:: Data supplied

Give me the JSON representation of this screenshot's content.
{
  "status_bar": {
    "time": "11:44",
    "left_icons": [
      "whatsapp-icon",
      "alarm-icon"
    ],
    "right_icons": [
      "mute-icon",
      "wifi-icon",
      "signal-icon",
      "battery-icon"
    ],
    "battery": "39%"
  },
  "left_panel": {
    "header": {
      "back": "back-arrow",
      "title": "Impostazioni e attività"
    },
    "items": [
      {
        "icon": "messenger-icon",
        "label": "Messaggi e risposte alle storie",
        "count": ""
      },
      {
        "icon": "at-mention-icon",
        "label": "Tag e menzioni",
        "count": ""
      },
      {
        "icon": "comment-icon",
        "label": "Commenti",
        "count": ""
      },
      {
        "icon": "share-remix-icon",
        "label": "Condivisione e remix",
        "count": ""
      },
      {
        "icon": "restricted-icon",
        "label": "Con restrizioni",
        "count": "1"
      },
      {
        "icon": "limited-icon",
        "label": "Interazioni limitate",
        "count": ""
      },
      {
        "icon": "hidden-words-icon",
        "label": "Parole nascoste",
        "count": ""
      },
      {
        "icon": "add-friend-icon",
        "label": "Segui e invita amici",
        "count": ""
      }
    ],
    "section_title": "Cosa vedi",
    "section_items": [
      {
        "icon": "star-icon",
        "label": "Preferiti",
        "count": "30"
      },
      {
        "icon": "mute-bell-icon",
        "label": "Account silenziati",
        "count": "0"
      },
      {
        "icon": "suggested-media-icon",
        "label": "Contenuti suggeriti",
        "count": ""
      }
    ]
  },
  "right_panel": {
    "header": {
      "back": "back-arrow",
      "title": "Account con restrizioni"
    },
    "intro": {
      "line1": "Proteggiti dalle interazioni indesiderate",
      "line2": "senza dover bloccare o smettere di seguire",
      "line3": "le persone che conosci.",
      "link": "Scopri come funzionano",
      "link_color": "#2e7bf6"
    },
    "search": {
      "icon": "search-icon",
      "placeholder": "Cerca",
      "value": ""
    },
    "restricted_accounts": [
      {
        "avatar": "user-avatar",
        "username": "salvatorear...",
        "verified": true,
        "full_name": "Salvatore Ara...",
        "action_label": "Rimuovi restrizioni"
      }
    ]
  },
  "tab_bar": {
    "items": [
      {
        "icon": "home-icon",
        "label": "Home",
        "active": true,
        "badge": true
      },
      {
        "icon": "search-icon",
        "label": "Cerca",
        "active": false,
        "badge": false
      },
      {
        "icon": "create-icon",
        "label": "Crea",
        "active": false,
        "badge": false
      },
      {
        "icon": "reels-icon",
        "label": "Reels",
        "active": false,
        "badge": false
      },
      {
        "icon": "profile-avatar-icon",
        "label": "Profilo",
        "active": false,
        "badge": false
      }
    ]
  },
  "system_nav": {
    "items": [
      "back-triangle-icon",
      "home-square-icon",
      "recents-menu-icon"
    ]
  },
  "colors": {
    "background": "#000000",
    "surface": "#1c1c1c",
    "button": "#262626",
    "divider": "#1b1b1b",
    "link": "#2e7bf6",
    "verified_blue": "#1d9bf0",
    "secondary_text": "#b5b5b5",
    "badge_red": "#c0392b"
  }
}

::::

Copy down the whole of the data above, matching it exactly.

→ **Answer to this task**:
Give me the JSON representation of this screenshot's content.
{
  "status_bar": {
    "time": "11:44",
    "left_icons": [
      "whatsapp-icon",
      "alarm-icon"
    ],
    "right_icons": [
      "mute-icon",
      "wifi-icon",
      "signal-icon",
      "battery-icon"
    ],
    "battery": "39%"
  },
  "left_panel": {
    "header": {
      "back": "back-arrow",
      "title": "Impostazioni e attività"
    },
    "items": [
      {
        "icon": "messenger-icon",
        "label": "Messaggi e risposte alle storie",
        "count": ""
      },
      {
        "icon": "at-mention-icon",
        "label": "Tag e menzioni",
        "count": ""
      },
      {
        "icon": "comment-icon",
        "label": "Commenti",
        "count": ""
      },
      {
        "icon": "share-remix-icon",
        "label": "Condivisione e remix",
        "count": ""
      },
      {
        "icon": "restricted-icon",
        "label": "Con restrizioni",
        "count": "1"
      },
      {
        "icon": "limited-icon",
        "label": "Interazioni limitate",
        "count": ""
      },
      {
        "icon": "hidden-words-icon",
        "label": "Parole nascoste",
        "count": ""
      },
      {
        "icon": "add-friend-icon",
        "label": "Segui e invita amici",
        "count": ""
      }
    ],
    "section_title": "Cosa vedi",
    "section_items": [
      {
        "icon": "star-icon",
        "label": "Preferiti",
        "count": "30"
      },
      {
        "icon": "mute-bell-icon",
        "label": "Account silenziati",
        "count": "0"
      },
      {
        "icon": "suggested-media-icon",
        "label": "Contenuti suggeriti",
        "count": ""
      }
    ]
  },
  "right_panel": {
    "header": {
      "back": "back-arrow",
      "title": "Account con restrizioni"
    },
    "intro": {
      "line1": "Proteggiti dalle interazioni indesiderate",
      "line2": "senza dover bloccare o smettere di seguire",
      "line3": "le persone che conosci.",
      "link": "Scopri come funzionano",
      "link_color": "#2e7bf6"
    },
    "search": {
      "icon": "search-icon",
      "placeholder": "Cerca",
      "value": ""
    },
    "restricted_accounts": [
      {
        "avatar": "user-avatar",
        "username": "salvatorear...",
        "verified": true,
        "full_name": "Salvatore Ara...",
        "action_label": "Rimuovi restrizioni"
      }
    ]
  },
  "tab_bar": {
    "items": [
      {
        "icon": "home-icon",
        "label": "Home",
        "active": true,
        "badge": true
      },
      {
        "icon": "search-icon",
        "label": "Cerca",
        "active": false,
        "badge": false
      },
      {
        "icon": "create-icon",
        "label": "Crea",
        "active": false,
        "badge": false
      },
      {
        "icon": "reels-icon",
        "label": "Reels",
        "active": false,
        "badge": false
      },
      {
        "icon": "profile-avatar-icon",
        "label": "Profilo",
        "active": false,
        "badge": false
      }
    ]
  },
  "system_nav": {
    "items": [
      "back-triangle-icon",
      "home-square-icon",
      "recents-menu-icon"
    ]
  },
  "colors": {
    "background": "#000000",
    "surface": "#1c1c1c",
    "button": "#262626",
    "divider": "#1b1b1b",
    "link": "#2e7bf6",
    "verified_blue": "#1d9bf0",
    "secondary_text": "#b5b5b5",
    "badge_red": "#c0392b"
  }
}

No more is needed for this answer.